(Items from a dataset)

:::::

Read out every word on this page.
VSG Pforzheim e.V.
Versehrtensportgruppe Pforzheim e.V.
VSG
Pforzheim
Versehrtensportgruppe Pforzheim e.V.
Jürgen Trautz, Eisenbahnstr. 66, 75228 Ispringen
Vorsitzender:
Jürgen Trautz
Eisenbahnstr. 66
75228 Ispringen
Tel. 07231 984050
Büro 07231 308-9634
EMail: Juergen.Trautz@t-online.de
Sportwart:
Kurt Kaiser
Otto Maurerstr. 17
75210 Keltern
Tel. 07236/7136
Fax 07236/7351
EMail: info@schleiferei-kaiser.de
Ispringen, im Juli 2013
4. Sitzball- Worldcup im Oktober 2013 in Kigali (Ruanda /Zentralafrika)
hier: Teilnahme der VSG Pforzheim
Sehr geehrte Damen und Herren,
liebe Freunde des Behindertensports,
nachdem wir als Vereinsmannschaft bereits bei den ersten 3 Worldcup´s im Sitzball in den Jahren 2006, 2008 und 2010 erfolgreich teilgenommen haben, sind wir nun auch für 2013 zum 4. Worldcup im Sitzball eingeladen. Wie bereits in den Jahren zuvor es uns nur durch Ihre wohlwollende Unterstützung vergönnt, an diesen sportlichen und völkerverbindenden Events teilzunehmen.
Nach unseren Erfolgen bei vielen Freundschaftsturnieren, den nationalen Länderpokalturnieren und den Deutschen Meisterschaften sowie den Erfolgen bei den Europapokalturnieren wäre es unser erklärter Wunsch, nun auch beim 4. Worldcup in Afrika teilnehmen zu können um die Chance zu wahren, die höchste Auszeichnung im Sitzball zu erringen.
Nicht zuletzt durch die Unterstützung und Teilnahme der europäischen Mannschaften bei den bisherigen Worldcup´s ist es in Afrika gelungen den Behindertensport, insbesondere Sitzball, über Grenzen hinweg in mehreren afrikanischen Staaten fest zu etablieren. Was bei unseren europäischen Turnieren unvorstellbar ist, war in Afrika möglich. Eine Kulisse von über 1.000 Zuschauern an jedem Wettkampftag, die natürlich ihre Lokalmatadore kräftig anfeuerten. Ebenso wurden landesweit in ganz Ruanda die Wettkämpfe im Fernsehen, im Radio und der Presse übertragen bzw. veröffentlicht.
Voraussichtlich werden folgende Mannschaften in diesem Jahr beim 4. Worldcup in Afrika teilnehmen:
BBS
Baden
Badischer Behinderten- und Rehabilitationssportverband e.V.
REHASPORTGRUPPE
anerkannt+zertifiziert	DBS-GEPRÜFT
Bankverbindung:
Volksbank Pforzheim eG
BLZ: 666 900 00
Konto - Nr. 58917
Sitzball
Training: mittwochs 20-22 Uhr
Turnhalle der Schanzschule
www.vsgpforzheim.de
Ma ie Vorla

:::::

▶ _REQUIRED ACTION_: Tally up how many lines in the records contain the string "Eisenbahnstr". Answer with that figure only.

▶ _EXPECTED OUTPUT_: 2